[Stored data]
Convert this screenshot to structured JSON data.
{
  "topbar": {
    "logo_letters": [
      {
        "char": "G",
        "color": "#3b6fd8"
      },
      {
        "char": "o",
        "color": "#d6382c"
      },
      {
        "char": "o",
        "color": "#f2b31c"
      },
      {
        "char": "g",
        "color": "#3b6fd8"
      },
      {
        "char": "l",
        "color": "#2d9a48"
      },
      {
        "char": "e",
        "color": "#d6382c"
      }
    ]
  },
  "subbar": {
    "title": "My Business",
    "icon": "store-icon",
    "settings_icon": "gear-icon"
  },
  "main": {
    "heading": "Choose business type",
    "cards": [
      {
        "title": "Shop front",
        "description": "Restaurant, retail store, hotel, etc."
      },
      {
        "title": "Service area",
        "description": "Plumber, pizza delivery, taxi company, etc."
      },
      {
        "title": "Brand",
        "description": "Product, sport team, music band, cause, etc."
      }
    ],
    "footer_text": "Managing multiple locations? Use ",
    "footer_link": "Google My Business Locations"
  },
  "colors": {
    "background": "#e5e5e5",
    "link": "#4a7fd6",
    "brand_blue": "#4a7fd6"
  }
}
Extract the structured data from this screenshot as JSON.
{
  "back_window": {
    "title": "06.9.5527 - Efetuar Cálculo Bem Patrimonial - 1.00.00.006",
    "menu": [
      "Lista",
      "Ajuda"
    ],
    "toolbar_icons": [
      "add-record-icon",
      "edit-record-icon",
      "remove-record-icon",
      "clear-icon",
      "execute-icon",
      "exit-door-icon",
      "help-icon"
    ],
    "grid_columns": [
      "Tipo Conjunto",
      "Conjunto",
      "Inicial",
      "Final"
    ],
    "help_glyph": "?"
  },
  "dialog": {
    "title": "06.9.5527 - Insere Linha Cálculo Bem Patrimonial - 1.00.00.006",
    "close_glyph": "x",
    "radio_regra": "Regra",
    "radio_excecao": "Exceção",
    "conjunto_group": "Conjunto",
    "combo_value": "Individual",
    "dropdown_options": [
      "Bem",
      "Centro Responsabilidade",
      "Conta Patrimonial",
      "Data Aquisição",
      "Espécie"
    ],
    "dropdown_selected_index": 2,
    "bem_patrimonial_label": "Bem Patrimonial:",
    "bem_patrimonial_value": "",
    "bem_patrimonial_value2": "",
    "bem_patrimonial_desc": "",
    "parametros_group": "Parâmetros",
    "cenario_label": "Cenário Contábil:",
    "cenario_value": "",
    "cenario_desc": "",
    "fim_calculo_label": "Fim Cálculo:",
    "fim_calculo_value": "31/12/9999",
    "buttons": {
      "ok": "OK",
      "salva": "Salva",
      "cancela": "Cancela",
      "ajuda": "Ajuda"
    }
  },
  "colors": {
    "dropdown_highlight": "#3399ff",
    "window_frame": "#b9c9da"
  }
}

Request -> Repeat the material above in full, keeping every word.

Finished answer ->
Convert this screenshot to structured JSON data.
{
  "topbar": {
    "logo_letters": [
      {
        "char": "G",
        "color": "#3b6fd8"
      },
      {
        "char": "o",
        "color": "#d6382c"
      },
      {
        "char": "o",
        "color": "#f2b31c"
      },
      {
        "char": "g",
        "color": "#3b6fd8"
      },
      {
        "char": "l",
        "color": "#2d9a48"
      },
      {
        "char": "e",
        "color": "#d6382c"
      }
    ]
  },
  "subbar": {
    "title": "My Business",
    "icon": "store-icon",
    "settings_icon": "gear-icon"
  },
  "main": {
    "heading": "Choose business type",
    "cards": [
      {
        "title": "Shop front",
        "description": "Restaurant, retail store, hotel, etc."
      },
      {
        "title": "Service area",
        "description": "Plumber, pizza delivery, taxi company, etc."
      },
      {
        "title": "Brand",
        "description": "Product, sport team, music band, cause, etc."
      }
    ],
    "footer_text": "Managing multiple locations? Use ",
    "footer_link": "Google My Business Locations"
  },
  "colors": {
    "background": "#e5e5e5",
    "link": "#4a7fd6",
    "brand_blue": "#4a7fd6"
  }
}
Extract the structured data from this screenshot as JSON.
{
  "back_window": {
    "title": "06.9.5527 - Efetuar Cálculo Bem Patrimonial - 1.00.00.006",
    "menu": [
      "Lista",
      "Ajuda"
    ],
    "toolbar_icons": [
      "add-record-icon",
      "edit-record-icon",
      "remove-record-icon",
      "clear-icon",
      "execute-icon",
      "exit-door-icon",
      "help-icon"
    ],
    "grid_columns": [
      "Tipo Conjunto",
      "Conjunto",
      "Inicial",
      "Final"
    ],
    "help_glyph": "?"
  },
  "dialog": {
    "title": "06.9.5527 - Insere Linha Cálculo Bem Patrimonial - 1.00.00.006",
    "close_glyph": "x",
    "radio_regra": "Regra",
    "radio_excecao": "Exceção",
    "conjunto_group": "Conjunto",
    "combo_value": "Individual",
    "dropdown_options": [
      "Bem",
      "Centro Responsabilidade",
      "Conta Patrimonial",
      "Data Aquisição",
      "Espécie"
    ],
    "dropdown_selected_index": 2,
    "bem_patrimonial_label": "Bem Patrimonial:",
    "bem_patrimonial_value": "",
    "bem_patrimonial_value2": "",
    "bem_patrimonial_desc": "",
    "parametros_group": "Parâmetros",
    "cenario_label": "Cenário Contábil:",
    "cenario_value": "",
    "cenario_desc": "",
    "fim_calculo_label": "Fim Cálculo:",
    "fim_calculo_value": "31/12/9999",
    "buttons": {
      "ok": "OK",
      "salva": "Salva",
      "cancela": "Cancela",
      "ajuda": "Ajuda"
    }
  },
  "colors": {
    "dropdown_highlight": "#3399ff",
    "window_frame": "#b9c9da"
  }
}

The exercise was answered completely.